**DATA SUPPLIED:**
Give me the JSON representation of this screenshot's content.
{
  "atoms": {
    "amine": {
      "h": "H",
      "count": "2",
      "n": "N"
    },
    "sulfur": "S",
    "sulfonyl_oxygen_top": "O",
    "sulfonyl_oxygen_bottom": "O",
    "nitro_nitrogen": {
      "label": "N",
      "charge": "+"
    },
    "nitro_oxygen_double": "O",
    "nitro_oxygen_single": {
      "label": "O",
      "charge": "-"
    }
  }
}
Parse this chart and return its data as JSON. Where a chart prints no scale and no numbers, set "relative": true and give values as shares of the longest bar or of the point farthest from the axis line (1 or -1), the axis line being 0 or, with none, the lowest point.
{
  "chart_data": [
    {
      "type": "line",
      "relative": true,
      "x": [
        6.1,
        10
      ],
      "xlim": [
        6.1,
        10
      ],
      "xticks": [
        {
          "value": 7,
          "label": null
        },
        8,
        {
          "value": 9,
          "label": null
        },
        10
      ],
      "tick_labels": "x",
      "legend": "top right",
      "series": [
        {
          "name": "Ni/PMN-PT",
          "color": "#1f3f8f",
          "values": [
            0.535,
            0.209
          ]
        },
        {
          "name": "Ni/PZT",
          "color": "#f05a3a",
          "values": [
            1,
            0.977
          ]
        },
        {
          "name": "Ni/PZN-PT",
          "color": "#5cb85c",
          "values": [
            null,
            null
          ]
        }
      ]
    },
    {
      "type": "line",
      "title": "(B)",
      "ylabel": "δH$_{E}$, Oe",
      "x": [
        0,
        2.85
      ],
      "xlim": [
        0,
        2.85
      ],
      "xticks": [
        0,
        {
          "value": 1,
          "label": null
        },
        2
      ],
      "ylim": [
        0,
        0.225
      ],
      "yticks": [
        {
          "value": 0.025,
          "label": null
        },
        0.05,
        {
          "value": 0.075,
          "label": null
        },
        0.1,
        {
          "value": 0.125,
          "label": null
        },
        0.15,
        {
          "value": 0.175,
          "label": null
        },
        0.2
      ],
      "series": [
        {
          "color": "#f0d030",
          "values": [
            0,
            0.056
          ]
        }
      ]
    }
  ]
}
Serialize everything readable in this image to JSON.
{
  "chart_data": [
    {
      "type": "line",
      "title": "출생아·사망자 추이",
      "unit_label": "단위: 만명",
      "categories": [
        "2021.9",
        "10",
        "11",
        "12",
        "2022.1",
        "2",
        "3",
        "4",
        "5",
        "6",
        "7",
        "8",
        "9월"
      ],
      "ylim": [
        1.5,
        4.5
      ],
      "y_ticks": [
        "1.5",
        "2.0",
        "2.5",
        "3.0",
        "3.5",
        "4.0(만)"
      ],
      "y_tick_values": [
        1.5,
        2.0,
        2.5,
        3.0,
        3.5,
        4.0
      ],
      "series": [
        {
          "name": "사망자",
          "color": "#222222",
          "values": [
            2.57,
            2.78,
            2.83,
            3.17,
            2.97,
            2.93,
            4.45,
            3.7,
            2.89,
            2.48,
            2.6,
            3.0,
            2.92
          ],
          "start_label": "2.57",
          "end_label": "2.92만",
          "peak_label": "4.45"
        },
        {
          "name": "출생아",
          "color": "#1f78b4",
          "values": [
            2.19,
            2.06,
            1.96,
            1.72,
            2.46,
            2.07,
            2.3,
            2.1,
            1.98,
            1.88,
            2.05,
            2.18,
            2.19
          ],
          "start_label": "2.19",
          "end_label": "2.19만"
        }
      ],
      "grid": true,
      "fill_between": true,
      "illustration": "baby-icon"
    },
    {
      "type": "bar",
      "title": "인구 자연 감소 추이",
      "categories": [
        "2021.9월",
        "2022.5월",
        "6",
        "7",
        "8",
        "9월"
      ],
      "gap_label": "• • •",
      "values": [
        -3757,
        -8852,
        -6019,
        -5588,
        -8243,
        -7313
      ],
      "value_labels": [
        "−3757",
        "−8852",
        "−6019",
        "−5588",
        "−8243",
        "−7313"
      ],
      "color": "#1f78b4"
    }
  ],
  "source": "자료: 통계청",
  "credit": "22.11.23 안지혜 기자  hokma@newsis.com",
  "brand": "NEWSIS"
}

**STATED EXERCISE:** Copy in full each line that holds the word "this".

**SOLVED EXERCISE:**
Give me the JSON representation of this screenshot's content.
Parse this chart and return its data as JSON. Where a chart prints no scale and no numbers, set "relative": true and give values as shares of the longest bar or of the point farthest from the axis line (1 or -1), the axis line being 0 or, with none, the lowest point.
Serialize everything readable in this image to JSON.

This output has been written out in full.